* [The exercise] Identify all lines in the listing that include the word "Unterschrift", and copy them out.

Records from a collection
========================================
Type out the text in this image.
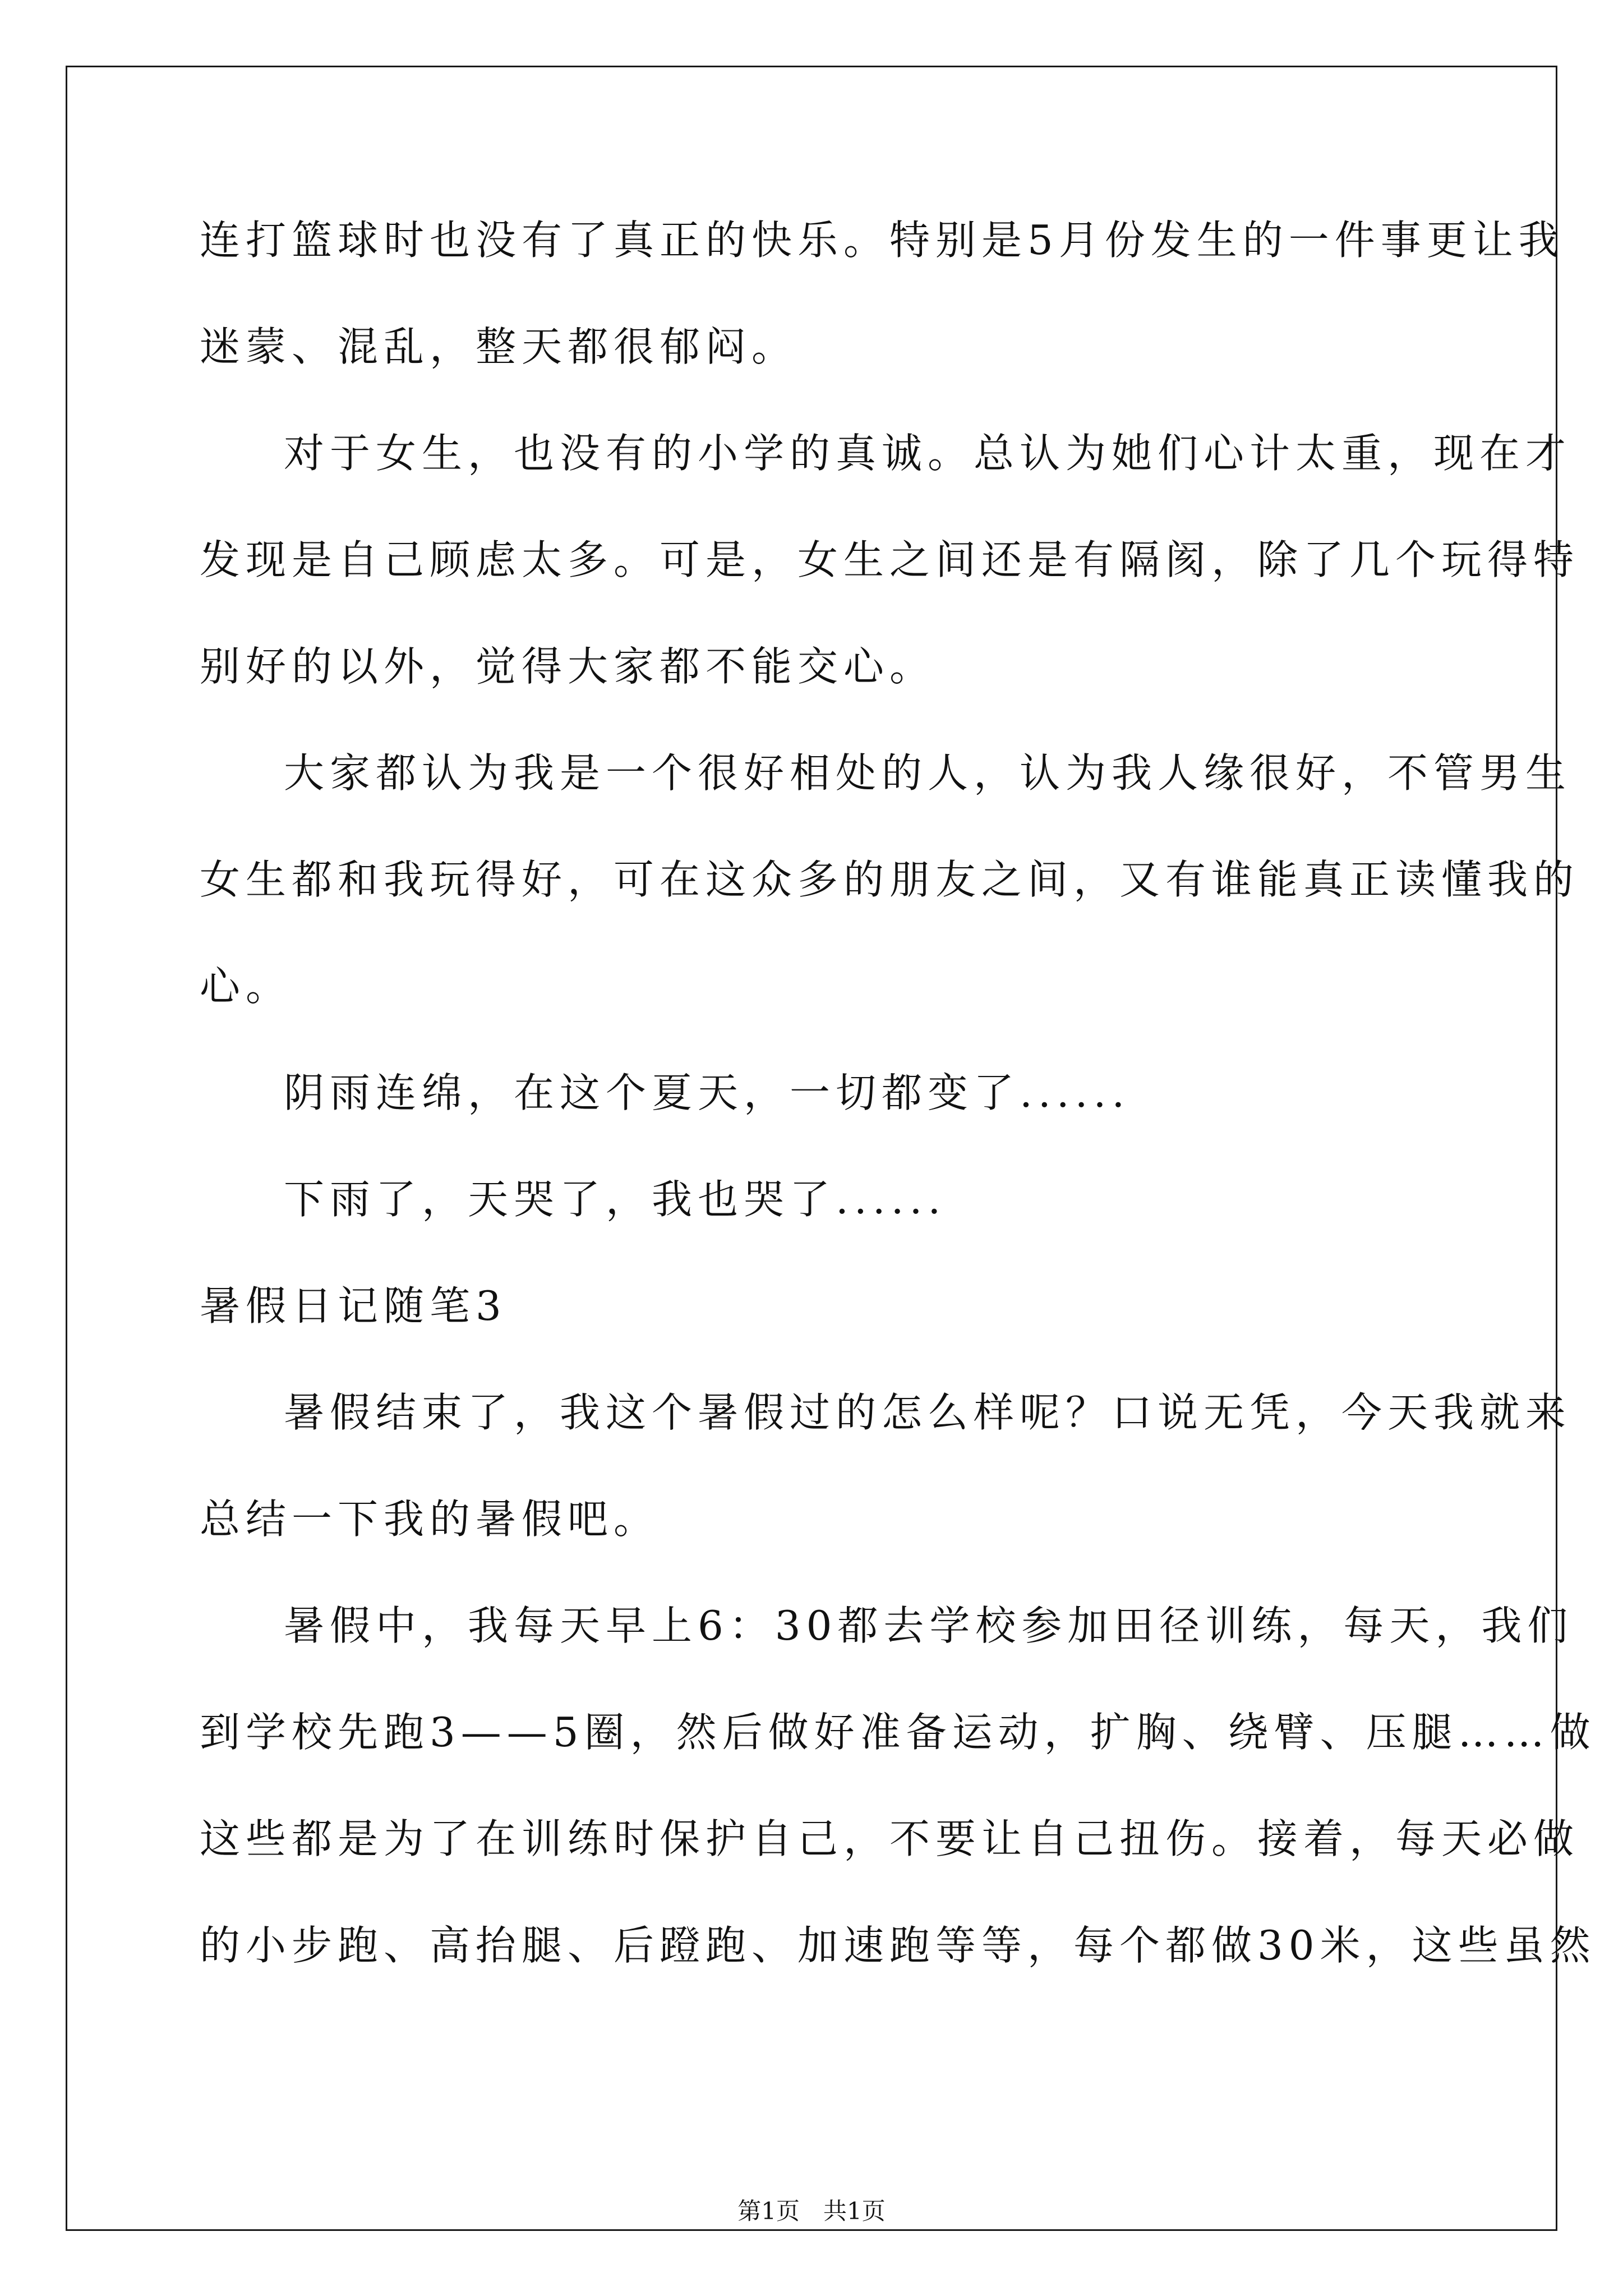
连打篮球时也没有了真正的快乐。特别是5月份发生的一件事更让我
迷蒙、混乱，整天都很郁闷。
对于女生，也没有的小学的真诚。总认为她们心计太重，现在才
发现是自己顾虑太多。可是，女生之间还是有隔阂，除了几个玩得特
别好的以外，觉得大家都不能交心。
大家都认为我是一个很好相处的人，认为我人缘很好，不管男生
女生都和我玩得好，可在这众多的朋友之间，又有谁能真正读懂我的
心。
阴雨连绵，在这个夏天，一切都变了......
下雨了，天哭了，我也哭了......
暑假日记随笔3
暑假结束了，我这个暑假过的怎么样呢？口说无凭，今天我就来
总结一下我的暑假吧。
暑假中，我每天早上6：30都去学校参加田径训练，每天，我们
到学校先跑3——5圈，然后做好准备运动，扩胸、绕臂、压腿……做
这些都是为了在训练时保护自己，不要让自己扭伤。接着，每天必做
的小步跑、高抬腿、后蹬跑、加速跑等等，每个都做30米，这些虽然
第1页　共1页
========================================
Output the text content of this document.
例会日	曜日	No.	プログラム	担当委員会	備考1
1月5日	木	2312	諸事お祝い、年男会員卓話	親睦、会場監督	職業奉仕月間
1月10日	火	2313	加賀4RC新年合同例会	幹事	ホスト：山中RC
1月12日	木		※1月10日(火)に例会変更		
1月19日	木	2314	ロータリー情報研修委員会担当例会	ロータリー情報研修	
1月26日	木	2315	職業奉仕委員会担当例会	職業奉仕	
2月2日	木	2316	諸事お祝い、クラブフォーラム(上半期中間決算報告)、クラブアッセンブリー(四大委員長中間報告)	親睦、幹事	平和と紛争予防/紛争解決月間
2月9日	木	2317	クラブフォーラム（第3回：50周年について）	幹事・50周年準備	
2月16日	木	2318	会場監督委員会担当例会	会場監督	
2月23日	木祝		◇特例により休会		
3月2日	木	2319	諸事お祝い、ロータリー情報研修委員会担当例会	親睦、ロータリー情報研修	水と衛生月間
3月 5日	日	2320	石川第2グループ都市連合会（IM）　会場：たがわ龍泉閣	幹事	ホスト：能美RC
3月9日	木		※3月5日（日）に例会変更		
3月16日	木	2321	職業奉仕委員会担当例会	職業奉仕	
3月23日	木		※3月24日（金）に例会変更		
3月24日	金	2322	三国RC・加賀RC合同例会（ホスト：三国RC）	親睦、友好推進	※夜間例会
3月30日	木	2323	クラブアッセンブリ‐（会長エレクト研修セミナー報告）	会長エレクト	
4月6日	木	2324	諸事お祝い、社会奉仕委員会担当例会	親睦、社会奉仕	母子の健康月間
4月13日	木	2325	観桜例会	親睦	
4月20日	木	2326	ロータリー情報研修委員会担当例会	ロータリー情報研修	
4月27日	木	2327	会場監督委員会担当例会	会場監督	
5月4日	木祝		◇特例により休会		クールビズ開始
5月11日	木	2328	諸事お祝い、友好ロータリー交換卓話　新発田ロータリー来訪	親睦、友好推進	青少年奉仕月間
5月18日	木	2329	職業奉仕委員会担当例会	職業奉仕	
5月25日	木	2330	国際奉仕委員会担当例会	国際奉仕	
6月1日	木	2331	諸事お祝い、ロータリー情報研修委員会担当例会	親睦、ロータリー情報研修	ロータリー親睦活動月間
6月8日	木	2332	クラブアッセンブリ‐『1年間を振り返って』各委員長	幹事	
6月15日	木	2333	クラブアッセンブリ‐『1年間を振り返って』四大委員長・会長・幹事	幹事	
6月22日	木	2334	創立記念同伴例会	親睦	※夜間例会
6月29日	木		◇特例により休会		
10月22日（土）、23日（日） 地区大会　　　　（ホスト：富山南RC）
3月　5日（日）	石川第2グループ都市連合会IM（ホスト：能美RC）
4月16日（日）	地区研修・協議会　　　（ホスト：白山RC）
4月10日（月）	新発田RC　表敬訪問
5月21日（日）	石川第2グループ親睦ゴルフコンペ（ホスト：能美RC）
========================================
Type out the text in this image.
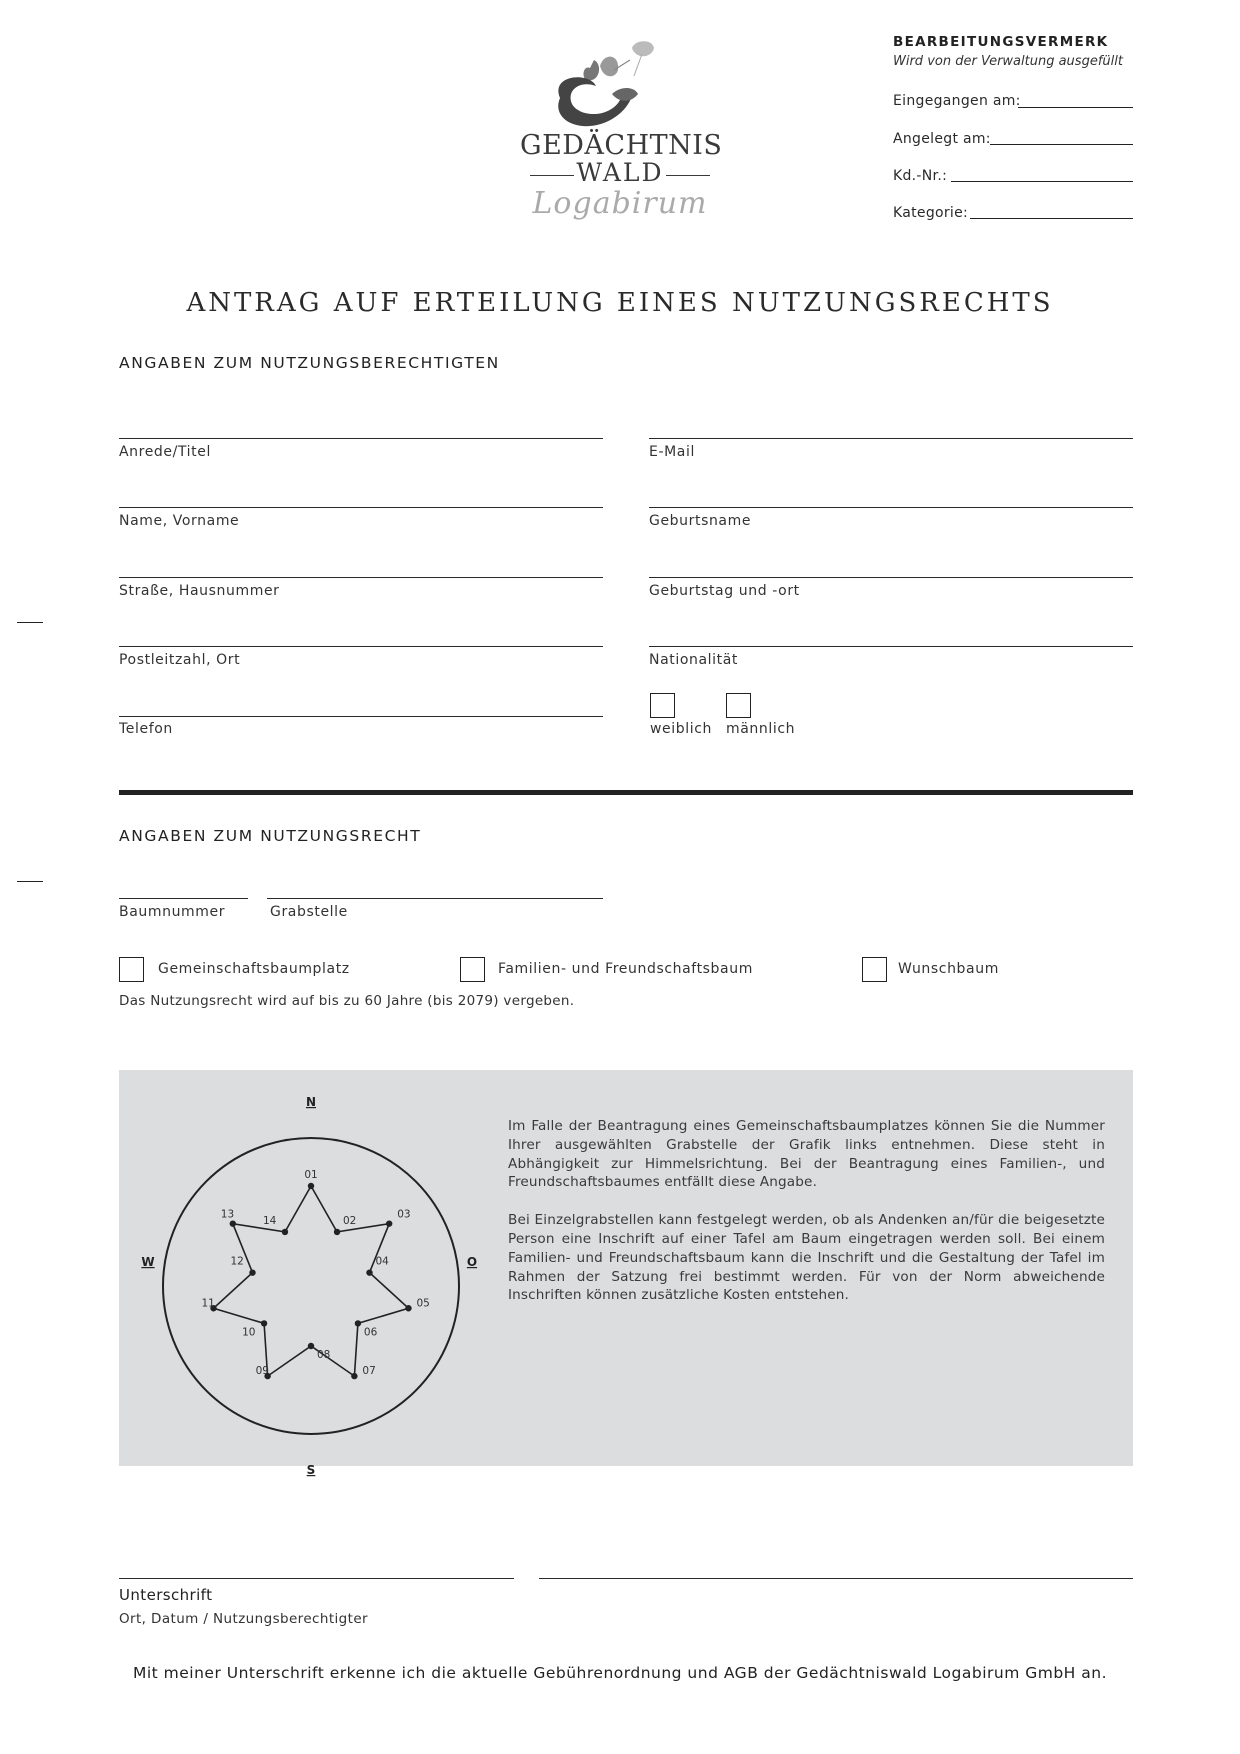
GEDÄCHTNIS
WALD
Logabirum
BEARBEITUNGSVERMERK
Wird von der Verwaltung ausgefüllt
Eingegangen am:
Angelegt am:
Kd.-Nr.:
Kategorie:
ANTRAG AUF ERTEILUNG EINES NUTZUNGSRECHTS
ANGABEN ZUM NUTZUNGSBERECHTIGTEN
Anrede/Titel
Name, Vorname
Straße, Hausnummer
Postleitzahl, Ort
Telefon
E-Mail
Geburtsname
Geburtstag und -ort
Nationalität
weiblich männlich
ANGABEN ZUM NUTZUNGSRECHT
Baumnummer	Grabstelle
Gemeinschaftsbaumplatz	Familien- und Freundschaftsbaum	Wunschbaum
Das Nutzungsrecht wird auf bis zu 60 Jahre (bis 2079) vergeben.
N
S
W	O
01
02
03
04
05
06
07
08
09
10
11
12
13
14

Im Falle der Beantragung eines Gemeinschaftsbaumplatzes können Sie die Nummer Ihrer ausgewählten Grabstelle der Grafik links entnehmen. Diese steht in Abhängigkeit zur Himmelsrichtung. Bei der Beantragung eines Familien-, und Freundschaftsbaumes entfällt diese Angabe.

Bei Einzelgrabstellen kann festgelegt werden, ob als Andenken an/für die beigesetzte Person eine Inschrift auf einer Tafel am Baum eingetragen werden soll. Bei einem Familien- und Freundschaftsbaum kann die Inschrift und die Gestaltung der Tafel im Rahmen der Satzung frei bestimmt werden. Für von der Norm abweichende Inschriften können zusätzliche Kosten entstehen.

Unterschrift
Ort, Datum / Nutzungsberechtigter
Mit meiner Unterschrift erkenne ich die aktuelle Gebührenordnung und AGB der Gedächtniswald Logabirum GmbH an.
========================================
* [Answer below]
Unterschrift
Mit meiner Unterschrift erkenne ich die aktuelle Gebührenordnung und AGB der Gedächtniswald Logabirum GmbH an.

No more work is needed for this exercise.